━━━ Extracted data

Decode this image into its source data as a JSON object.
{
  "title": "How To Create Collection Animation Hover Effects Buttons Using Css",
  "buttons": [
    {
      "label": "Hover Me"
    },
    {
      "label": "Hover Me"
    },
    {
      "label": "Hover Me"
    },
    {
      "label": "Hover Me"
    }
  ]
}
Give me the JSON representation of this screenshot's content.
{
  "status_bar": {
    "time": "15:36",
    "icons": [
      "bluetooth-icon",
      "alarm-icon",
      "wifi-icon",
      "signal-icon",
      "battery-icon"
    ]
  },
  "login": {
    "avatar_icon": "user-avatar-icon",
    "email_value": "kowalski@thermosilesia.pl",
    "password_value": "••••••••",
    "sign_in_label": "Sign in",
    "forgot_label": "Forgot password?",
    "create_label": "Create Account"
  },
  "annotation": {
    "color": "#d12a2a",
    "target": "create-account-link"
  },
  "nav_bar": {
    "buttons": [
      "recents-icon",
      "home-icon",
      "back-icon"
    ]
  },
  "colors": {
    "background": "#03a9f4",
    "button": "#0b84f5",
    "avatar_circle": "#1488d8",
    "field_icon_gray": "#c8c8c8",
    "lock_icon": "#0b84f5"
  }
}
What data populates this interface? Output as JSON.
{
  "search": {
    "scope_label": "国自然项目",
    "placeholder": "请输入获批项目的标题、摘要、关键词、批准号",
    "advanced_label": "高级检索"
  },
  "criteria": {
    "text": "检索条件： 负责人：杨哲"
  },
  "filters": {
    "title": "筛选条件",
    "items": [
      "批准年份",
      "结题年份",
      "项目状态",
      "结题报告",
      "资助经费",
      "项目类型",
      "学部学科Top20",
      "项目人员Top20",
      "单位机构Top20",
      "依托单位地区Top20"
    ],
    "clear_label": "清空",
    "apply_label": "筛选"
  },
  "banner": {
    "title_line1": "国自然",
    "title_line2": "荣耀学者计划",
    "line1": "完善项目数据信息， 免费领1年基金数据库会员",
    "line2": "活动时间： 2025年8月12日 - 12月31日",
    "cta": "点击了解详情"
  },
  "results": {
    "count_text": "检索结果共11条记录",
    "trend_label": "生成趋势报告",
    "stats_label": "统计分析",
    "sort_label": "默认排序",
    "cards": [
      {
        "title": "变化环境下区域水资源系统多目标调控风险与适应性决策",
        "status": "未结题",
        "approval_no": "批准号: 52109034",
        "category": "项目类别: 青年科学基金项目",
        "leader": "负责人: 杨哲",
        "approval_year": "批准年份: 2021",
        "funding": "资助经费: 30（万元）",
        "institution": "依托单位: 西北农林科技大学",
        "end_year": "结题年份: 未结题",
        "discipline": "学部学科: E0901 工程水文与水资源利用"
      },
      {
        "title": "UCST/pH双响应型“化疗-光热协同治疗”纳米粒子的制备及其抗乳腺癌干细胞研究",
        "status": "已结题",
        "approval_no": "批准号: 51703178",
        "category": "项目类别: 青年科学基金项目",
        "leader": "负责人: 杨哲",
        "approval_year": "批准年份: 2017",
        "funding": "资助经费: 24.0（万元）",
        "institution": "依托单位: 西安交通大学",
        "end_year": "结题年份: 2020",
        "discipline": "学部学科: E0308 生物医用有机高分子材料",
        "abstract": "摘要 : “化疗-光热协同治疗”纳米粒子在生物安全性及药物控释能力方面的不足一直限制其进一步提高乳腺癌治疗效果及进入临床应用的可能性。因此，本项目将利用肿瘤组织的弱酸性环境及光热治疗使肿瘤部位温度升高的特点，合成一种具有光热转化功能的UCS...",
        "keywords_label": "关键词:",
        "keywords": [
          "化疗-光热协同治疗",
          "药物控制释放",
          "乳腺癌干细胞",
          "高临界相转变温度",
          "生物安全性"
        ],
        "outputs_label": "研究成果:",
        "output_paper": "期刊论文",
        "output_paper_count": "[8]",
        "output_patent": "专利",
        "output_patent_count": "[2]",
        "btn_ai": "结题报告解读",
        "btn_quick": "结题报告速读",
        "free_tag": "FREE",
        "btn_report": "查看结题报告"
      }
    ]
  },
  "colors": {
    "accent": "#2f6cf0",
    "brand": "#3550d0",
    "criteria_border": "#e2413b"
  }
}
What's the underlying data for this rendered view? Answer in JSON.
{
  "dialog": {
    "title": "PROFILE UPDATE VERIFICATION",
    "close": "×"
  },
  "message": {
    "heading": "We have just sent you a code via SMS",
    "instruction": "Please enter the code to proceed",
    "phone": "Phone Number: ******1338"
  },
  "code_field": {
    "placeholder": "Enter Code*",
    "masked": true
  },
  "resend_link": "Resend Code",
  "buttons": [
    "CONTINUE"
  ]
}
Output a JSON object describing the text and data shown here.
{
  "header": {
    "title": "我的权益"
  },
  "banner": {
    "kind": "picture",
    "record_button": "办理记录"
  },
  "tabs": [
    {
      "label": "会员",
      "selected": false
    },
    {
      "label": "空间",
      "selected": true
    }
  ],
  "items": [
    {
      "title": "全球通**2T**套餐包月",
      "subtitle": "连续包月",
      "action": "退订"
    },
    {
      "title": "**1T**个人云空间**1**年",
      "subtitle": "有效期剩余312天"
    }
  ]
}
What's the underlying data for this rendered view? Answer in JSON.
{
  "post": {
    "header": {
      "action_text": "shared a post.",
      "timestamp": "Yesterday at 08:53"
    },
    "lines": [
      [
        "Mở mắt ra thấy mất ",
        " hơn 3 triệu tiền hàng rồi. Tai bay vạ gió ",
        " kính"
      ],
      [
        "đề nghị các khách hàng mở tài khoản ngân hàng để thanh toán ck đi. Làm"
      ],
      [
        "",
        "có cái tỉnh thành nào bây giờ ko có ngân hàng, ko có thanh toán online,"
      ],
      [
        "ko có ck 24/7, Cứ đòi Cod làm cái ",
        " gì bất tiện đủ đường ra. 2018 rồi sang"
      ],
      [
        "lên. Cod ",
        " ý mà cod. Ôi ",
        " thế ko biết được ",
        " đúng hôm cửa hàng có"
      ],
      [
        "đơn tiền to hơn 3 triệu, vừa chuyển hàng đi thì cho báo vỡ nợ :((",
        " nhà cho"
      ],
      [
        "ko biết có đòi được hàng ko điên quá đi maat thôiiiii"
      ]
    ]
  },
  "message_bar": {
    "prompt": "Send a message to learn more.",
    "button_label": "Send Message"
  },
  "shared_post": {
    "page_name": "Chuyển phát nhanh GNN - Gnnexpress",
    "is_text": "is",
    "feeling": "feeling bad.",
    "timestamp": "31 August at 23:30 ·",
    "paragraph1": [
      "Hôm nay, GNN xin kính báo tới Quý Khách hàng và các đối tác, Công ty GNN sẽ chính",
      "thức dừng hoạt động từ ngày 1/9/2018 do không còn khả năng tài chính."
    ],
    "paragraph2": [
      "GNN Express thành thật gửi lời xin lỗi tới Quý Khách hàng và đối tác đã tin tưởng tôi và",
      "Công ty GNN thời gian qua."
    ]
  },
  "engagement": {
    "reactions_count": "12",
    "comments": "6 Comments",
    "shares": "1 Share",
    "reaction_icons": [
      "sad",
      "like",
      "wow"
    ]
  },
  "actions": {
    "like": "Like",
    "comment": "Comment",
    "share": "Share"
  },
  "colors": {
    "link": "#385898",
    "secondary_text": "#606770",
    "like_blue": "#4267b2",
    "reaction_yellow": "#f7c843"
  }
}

━━━━━━

_Stated exercise_. Restate each record exactly as written.

_Exercise result_.
Decode this image into its source data as a JSON object.
{
  "title": "How To Create Collection Animation Hover Effects Buttons Using Css",
  "buttons": [
    {
      "label": "Hover Me"
    },
    {
      "label": "Hover Me"
    },
    {
      "label": "Hover Me"
    },
    {
      "label": "Hover Me"
    }
  ]
}
Give me the JSON representation of this screenshot's content.
{
  "status_bar": {
    "time": "15:36",
    "icons": [
      "bluetooth-icon",
      "alarm-icon",
      "wifi-icon",
      "signal-icon",
      "battery-icon"
    ]
  },
  "login": {
    "avatar_icon": "user-avatar-icon",
    "email_value": "kowalski@thermosilesia.pl",
    "password_value": "••••••••",
    "sign_in_label": "Sign in",
    "forgot_label": "Forgot password?",
    "create_label": "Create Account"
  },
  "annotation": {
    "color": "#d12a2a",
    "target": "create-account-link"
  },
  "nav_bar": {
    "buttons": [
      "recents-icon",
      "home-icon",
      "back-icon"
    ]
  },
  "colors": {
    "background": "#03a9f4",
    "button": "#0b84f5",
    "avatar_circle": "#1488d8",
    "field_icon_gray": "#c8c8c8",
    "lock_icon": "#0b84f5"
  }
}
What data populates this interface? Output as JSON.
{
  "search": {
    "scope_label": "国自然项目",
    "placeholder": "请输入获批项目的标题、摘要、关键词、批准号",
    "advanced_label": "高级检索"
  },
  "criteria": {
    "text": "检索条件： 负责人：杨哲"
  },
  "filters": {
    "title": "筛选条件",
    "items": [
      "批准年份",
      "结题年份",
      "项目状态",
      "结题报告",
      "资助经费",
      "项目类型",
      "学部学科Top20",
      "项目人员Top20",
      "单位机构Top20",
      "依托单位地区Top20"
    ],
    "clear_label": "清空",
    "apply_label": "筛选"
  },
  "banner": {
    "title_line1": "国自然",
    "title_line2": "荣耀学者计划",
    "line1": "完善项目数据信息， 免费领1年基金数据库会员",
    "line2": "活动时间： 2025年8月12日 - 12月31日",
    "cta": "点击了解详情"
  },
  "results": {
    "count_text": "检索结果共11条记录",
    "trend_label": "生成趋势报告",
    "stats_label": "统计分析",
    "sort_label": "默认排序",
    "cards": [
      {
        "title": "变化环境下区域水资源系统多目标调控风险与适应性决策",
        "status": "未结题",
        "approval_no": "批准号: 52109034",
        "category": "项目类别: 青年科学基金项目",
        "leader": "负责人: 杨哲",
        "approval_year": "批准年份: 2021",
        "funding": "资助经费: 30（万元）",
        "institution": "依托单位: 西北农林科技大学",
        "end_year": "结题年份: 未结题",
        "discipline": "学部学科: E0901 工程水文与水资源利用"
      },
      {
        "title": "UCST/pH双响应型“化疗-光热协同治疗”纳米粒子的制备及其抗乳腺癌干细胞研究",
        "status": "已结题",
        "approval_no": "批准号: 51703178",
        "category": "项目类别: 青年科学基金项目",
        "leader": "负责人: 杨哲",
        "approval_year": "批准年份: 2017",
        "funding": "资助经费: 24.0（万元）",
        "institution": "依托单位: 西安交通大学",
        "end_year": "结题年份: 2020",
        "discipline": "学部学科: E0308 生物医用有机高分子材料",
        "abstract": "摘要 : “化疗-光热协同治疗”纳米粒子在生物安全性及药物控释能力方面的不足一直限制其进一步提高乳腺癌治疗效果及进入临床应用的可能性。因此，本项目将利用肿瘤组织的弱酸性环境及光热治疗使肿瘤部位温度升高的特点，合成一种具有光热转化功能的UCS...",
        "keywords_label": "关键词:",
        "keywords": [
          "化疗-光热协同治疗",
          "药物控制释放",
          "乳腺癌干细胞",
          "高临界相转变温度",
          "生物安全性"
        ],
        "outputs_label": "研究成果:",
        "output_paper": "期刊论文",
        "output_paper_count": "[8]",
        "output_patent": "专利",
        "output_patent_count": "[2]",
        "btn_ai": "结题报告解读",
        "btn_quick": "结题报告速读",
        "free_tag": "FREE",
        "btn_report": "查看结题报告"
      }
    ]
  },
  "colors": {
    "accent": "#2f6cf0",
    "brand": "#3550d0",
    "criteria_border": "#e2413b"
  }
}
What's the underlying data for this rendered view? Answer in JSON.
{
  "dialog": {
    "title": "PROFILE UPDATE VERIFICATION",
    "close": "×"
  },
  "message": {
    "heading": "We have just sent you a code via SMS",
    "instruction": "Please enter the code to proceed",
    "phone": "Phone Number: ******1338"
  },
  "code_field": {
    "placeholder": "Enter Code*",
    "masked": true
  },
  "resend_link": "Resend Code",
  "buttons": [
    "CONTINUE"
  ]
}
Output a JSON object describing the text and data shown here.
{
  "header": {
    "title": "我的权益"
  },
  "banner": {
    "kind": "picture",
    "record_button": "办理记录"
  },
  "tabs": [
    {
      "label": "会员",
      "selected": false
    },
    {
      "label": "空间",
      "selected": true
    }
  ],
  "items": [
    {
      "title": "全球通**2T**套餐包月",
      "subtitle": "连续包月",
      "action": "退订"
    },
    {
      "title": "**1T**个人云空间**1**年",
      "subtitle": "有效期剩余312天"
    }
  ]
}
What's the underlying data for this rendered view? Answer in JSON.
{
  "post": {
    "header": {
      "action_text": "shared a post.",
      "timestamp": "Yesterday at 08:53"
    },
    "lines": [
      [
        "Mở mắt ra thấy mất ",
        " hơn 3 triệu tiền hàng rồi. Tai bay vạ gió ",
        " kính"
      ],
      [
        "đề nghị các khách hàng mở tài khoản ngân hàng để thanh toán ck đi. Làm"
      ],
      [
        "",
        "có cái tỉnh thành nào bây giờ ko có ngân hàng, ko có thanh toán online,"
      ],
      [
        "ko có ck 24/7, Cứ đòi Cod làm cái ",
        " gì bất tiện đủ đường ra. 2018 rồi sang"
      ],
      [
        "lên. Cod ",
        " ý mà cod. Ôi ",
        " thế ko biết được ",
        " đúng hôm cửa hàng có"
      ],
      [
        "đơn tiền to hơn 3 triệu, vừa chuyển hàng đi thì cho báo vỡ nợ :((",
        " nhà cho"
      ],
      [
        "ko biết có đòi được hàng ko điên quá đi maat thôiiiii"
      ]
    ]
  },
  "message_bar": {
    "prompt": "Send a message to learn more.",
    "button_label": "Send Message"
  },
  "shared_post": {
    "page_name": "Chuyển phát nhanh GNN - Gnnexpress",
    "is_text": "is",
    "feeling": "feeling bad.",
    "timestamp": "31 August at 23:30 ·",
    "paragraph1": [
      "Hôm nay, GNN xin kính báo tới Quý Khách hàng và các đối tác, Công ty GNN sẽ chính",
      "thức dừng hoạt động từ ngày 1/9/2018 do không còn khả năng tài chính."
    ],
    "paragraph2": [
      "GNN Express thành thật gửi lời xin lỗi tới Quý Khách hàng và đối tác đã tin tưởng tôi và",
      "Công ty GNN thời gian qua."
    ]
  },
  "engagement": {
    "reactions_count": "12",
    "comments": "6 Comments",
    "shares": "1 Share",
    "reaction_icons": [
      "sad",
      "like",
      "wow"
    ]
  },
  "actions": {
    "like": "Like",
    "comment": "Comment",
    "share": "Share"
  },
  "colors": {
    "link": "#385898",
    "secondary_text": "#606770",
    "like_blue": "#4267b2",
    "reaction_yellow": "#f7c843"
  }
}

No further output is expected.